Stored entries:
# # # # # # #

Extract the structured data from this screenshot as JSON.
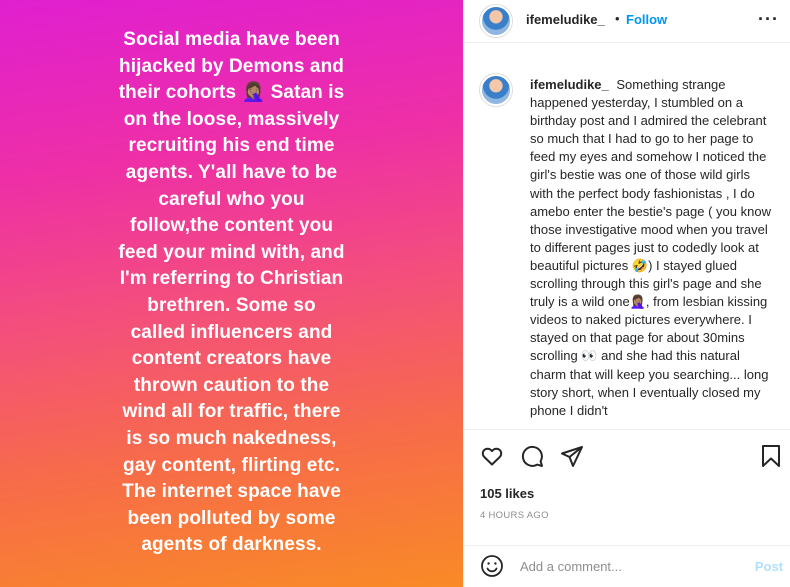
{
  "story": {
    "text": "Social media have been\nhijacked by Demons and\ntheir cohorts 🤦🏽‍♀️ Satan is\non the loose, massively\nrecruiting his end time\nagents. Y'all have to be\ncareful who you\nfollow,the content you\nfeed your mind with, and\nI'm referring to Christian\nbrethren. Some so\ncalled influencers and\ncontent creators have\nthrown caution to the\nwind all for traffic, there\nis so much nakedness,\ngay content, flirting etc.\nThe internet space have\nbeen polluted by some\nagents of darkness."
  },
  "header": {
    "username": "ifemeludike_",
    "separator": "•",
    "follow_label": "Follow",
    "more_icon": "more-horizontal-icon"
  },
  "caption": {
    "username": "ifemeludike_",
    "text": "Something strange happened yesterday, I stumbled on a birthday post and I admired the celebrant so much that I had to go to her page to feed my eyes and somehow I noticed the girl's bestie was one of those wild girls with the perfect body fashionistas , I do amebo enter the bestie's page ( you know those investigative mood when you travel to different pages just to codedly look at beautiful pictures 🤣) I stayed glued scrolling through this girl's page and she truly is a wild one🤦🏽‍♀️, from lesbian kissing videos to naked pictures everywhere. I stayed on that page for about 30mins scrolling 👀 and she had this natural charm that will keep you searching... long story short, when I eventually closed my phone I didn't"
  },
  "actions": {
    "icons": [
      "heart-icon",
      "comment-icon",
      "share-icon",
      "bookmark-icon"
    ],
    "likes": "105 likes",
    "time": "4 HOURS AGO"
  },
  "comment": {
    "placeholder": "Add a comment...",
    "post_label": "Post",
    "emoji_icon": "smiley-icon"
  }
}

# # # # # # #

GIVEN EXERCISE = Filter out every line that lacks the word "from", and copy the rest.

WORKED SOLUTION =
Extract the structured data from this screenshot as JSON.
    "text": "Something strange happened yesterday, I stumbled on a birthday post and I admired the celebrant so much that I had to go to her page to feed my eyes and somehow I noticed the girl's bestie was one of those wild girls with the perfect body fashionistas , I do amebo enter the bestie's page ( you know those investigative mood when you travel to different pages just to codedly look at beautiful pictures 🤣) I stayed glued scrolling through this girl's page and she truly is a wild one🤦🏽‍♀️, from lesbian kissing videos to naked pictures everywhere. I stayed on that page for about 30mins scrolling 👀 and she had this natural charm that will keep you searching... long story short, when I eventually closed my phone I didn't"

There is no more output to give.